• _Records provided_
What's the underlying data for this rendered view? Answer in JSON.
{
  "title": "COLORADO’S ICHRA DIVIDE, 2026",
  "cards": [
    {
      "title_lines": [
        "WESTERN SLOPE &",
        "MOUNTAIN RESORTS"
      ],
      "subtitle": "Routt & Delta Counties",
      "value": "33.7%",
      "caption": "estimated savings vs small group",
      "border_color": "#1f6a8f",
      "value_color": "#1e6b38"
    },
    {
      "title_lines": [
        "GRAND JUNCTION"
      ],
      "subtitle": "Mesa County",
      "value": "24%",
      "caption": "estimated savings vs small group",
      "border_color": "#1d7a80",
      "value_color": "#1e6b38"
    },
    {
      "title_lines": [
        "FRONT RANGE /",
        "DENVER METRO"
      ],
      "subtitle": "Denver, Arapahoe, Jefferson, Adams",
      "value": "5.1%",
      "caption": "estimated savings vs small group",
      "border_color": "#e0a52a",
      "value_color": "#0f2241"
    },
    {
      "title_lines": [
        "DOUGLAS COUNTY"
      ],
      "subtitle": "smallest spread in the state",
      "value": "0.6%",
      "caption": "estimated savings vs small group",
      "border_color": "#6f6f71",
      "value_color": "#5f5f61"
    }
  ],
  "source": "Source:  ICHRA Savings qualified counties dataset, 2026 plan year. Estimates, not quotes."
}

• _Problem_
Return every line of the material exactly.

• _Exercise solution_
What's the underlying data for this rendered view? Answer in JSON.
{
  "title": "COLORADO’S ICHRA DIVIDE, 2026",
  "cards": [
    {
      "title_lines": [
        "WESTERN SLOPE &",
        "MOUNTAIN RESORTS"
      ],
      "subtitle": "Routt & Delta Counties",
      "value": "33.7%",
      "caption": "estimated savings vs small group",
      "border_color": "#1f6a8f",
      "value_color": "#1e6b38"
    },
    {
      "title_lines": [
        "GRAND JUNCTION"
      ],
      "subtitle": "Mesa County",
      "value": "24%",
      "caption": "estimated savings vs small group",
      "border_color": "#1d7a80",
      "value_color": "#1e6b38"
    },
    {
      "title_lines": [
        "FRONT RANGE /",
        "DENVER METRO"
      ],
      "subtitle": "Denver, Arapahoe, Jefferson, Adams",
      "value": "5.1%",
      "caption": "estimated savings vs small group",
      "border_color": "#e0a52a",
      "value_color": "#0f2241"
    },
    {
      "title_lines": [
        "DOUGLAS COUNTY"
      ],
      "subtitle": "smallest spread in the state",
      "value": "0.6%",
      "caption": "estimated savings vs small group",
      "border_color": "#6f6f71",
      "value_color": "#5f5f61"
    }
  ],
  "source": "Source:  ICHRA Savings qualified counties dataset, 2026 plan year. Estimates, not quotes."
}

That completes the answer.